**Description of the task**
Track down every line below that holds "coin" and copy it.

**Data for the task**

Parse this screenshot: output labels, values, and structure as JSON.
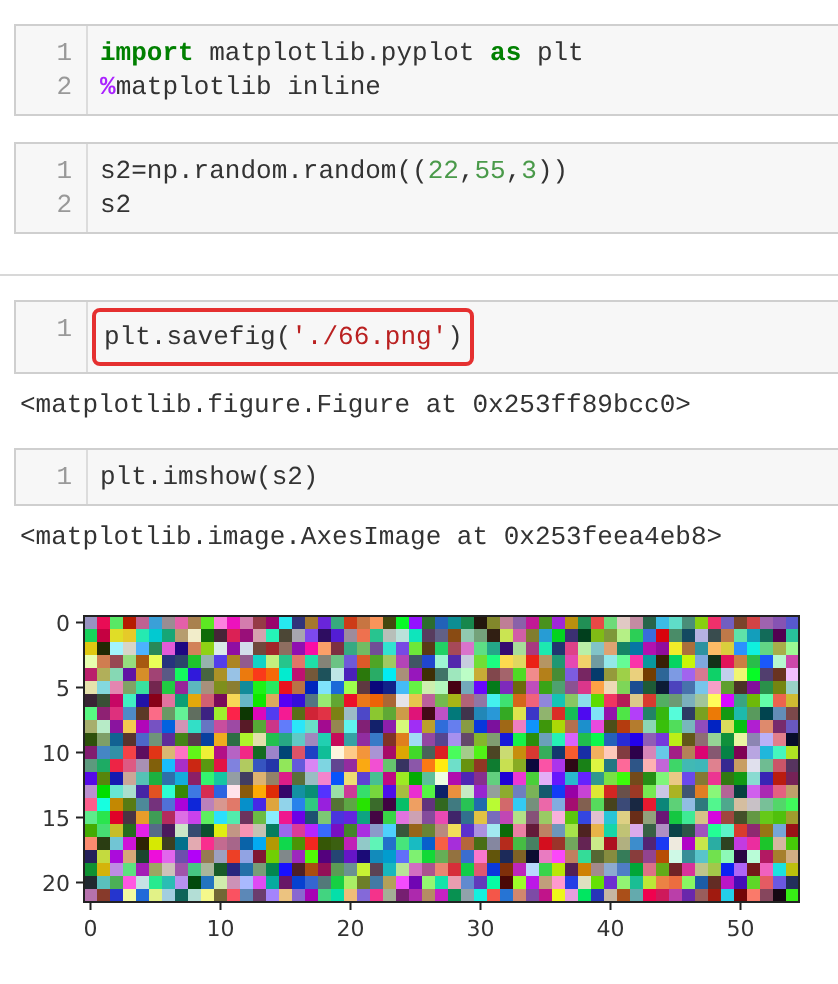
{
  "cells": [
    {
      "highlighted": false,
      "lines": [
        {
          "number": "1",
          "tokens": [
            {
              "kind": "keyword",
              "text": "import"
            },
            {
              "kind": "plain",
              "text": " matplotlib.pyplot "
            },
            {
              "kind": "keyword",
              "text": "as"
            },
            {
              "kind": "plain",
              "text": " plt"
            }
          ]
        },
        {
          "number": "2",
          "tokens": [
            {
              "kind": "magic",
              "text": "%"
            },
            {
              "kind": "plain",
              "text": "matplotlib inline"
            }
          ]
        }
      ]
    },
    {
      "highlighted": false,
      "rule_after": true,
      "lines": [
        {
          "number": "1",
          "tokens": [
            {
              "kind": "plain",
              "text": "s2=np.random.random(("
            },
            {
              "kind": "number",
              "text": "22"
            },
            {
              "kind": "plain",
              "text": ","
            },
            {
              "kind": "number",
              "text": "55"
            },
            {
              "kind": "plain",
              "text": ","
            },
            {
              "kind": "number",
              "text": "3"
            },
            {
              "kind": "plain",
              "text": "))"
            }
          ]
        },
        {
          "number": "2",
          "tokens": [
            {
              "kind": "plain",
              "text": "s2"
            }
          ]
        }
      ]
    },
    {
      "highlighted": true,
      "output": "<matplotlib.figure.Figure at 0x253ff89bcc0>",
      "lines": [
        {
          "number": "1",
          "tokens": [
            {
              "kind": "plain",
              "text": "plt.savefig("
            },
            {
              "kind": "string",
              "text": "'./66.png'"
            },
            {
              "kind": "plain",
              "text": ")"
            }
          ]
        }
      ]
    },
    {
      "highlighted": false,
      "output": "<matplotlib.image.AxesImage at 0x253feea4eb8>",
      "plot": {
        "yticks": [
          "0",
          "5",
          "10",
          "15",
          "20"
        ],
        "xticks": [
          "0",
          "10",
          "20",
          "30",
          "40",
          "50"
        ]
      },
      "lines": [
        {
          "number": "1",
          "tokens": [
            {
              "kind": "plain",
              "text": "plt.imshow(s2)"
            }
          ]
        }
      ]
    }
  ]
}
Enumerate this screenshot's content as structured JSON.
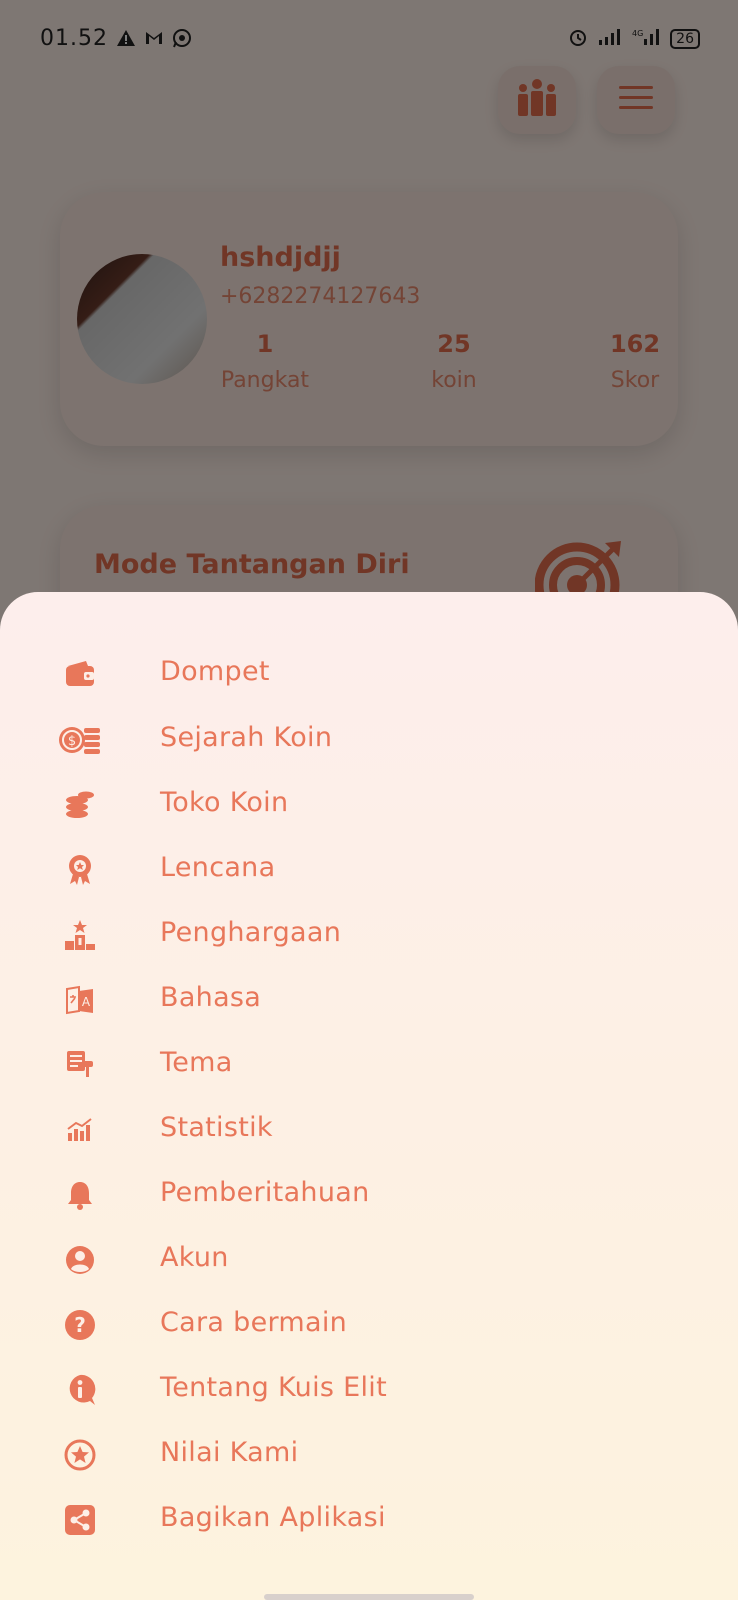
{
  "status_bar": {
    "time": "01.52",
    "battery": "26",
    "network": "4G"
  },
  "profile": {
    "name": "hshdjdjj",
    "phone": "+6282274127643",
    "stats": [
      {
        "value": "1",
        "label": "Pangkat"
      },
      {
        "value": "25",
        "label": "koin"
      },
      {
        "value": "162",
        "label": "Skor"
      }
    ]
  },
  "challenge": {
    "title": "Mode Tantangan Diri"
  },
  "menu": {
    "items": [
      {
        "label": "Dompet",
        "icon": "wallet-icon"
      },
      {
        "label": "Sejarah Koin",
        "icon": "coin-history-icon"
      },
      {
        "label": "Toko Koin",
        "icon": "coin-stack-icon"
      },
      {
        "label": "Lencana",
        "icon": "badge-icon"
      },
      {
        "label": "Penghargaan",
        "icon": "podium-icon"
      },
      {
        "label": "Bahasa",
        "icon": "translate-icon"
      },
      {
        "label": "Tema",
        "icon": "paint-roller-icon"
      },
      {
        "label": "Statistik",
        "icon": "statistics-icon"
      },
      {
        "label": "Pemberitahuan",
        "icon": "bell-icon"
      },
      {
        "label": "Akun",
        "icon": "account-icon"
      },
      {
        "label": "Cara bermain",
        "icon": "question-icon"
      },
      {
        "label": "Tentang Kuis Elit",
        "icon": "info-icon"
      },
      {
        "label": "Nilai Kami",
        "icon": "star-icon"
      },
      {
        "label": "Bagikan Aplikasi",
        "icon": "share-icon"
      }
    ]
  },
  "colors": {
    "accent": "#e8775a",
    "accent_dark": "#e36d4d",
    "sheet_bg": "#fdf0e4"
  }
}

**Result below**
        "icon": "coin-history-icon"
        "icon": "coin-stack-icon"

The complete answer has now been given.